>> BEGIN Exercise data

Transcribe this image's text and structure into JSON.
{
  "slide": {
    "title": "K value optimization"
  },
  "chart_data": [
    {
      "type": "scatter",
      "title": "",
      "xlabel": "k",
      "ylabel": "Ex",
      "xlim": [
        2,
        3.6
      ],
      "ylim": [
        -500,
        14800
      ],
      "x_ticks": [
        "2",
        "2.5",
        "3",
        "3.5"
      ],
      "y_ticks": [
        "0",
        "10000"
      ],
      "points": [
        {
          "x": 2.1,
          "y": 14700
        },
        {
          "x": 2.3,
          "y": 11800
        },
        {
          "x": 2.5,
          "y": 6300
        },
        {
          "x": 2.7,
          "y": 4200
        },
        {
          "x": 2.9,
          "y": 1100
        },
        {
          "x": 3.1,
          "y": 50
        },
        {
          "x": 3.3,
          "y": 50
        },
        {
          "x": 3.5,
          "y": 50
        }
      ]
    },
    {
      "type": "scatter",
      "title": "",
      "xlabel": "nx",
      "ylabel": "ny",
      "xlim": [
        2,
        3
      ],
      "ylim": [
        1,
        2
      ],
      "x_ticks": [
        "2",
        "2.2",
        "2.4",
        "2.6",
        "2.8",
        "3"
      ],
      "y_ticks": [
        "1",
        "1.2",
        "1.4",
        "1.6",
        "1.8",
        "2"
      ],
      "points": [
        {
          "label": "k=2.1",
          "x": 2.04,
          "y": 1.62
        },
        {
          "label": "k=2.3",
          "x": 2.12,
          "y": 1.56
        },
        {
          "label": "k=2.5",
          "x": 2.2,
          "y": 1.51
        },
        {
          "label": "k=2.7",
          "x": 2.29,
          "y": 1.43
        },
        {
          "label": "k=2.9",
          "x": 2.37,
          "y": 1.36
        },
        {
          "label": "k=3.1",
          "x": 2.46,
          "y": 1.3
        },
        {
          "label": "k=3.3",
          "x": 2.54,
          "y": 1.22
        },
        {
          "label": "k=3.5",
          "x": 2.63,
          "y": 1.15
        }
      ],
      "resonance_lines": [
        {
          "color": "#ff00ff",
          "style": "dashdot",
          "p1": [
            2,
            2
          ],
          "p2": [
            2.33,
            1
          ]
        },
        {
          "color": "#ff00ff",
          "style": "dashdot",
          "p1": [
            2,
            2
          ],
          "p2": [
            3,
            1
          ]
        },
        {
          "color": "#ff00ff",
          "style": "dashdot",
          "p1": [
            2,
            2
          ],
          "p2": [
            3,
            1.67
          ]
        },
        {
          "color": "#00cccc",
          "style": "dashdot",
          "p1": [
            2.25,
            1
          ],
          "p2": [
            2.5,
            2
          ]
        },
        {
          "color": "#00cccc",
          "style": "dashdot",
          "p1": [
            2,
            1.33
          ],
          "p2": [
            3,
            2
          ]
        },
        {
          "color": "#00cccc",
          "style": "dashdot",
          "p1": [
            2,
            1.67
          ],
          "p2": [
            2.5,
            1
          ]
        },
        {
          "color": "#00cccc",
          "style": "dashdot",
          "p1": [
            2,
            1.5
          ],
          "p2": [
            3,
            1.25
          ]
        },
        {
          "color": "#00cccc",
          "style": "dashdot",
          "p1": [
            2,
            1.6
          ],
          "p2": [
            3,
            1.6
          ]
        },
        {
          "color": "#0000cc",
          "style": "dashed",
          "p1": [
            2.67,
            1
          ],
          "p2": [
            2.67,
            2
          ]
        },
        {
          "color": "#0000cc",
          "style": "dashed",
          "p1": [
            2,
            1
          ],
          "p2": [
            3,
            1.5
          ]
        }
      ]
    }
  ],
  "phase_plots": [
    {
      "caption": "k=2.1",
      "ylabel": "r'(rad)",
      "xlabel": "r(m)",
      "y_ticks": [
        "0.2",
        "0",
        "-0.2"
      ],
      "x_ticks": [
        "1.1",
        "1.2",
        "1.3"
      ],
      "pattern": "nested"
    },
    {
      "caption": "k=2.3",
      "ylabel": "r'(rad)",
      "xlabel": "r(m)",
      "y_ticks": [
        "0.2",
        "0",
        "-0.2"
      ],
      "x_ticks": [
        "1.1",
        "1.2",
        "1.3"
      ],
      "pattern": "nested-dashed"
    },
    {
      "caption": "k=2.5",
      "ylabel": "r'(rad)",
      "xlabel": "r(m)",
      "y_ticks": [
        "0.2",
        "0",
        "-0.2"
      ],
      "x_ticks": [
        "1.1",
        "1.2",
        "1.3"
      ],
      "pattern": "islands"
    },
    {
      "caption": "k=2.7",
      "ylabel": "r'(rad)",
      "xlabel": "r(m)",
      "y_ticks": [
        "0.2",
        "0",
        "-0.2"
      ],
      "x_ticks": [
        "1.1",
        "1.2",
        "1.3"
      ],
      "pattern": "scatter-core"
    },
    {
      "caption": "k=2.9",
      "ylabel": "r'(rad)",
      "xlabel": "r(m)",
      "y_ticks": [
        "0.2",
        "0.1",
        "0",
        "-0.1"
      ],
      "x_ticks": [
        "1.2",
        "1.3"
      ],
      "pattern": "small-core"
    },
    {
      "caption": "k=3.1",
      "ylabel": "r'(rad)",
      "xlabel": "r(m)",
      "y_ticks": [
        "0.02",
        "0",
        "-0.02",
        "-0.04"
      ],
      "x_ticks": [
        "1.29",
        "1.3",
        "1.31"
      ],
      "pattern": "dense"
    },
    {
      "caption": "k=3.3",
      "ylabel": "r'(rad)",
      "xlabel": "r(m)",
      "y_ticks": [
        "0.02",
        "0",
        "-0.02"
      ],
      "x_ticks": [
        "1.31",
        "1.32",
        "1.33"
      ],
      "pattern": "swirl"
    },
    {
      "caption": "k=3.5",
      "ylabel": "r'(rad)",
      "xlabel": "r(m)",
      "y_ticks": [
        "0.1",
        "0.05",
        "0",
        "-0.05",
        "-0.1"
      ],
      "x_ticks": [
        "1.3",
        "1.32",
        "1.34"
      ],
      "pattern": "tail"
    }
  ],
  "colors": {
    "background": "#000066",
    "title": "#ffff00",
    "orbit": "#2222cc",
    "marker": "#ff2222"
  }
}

>> END Exercise data

• Task to complete:
List every line above that holds the word "title".

• Complete answer:
    "title": "K value optimization"
      "title": "",
      "title": "",
    "title": "#ffff00",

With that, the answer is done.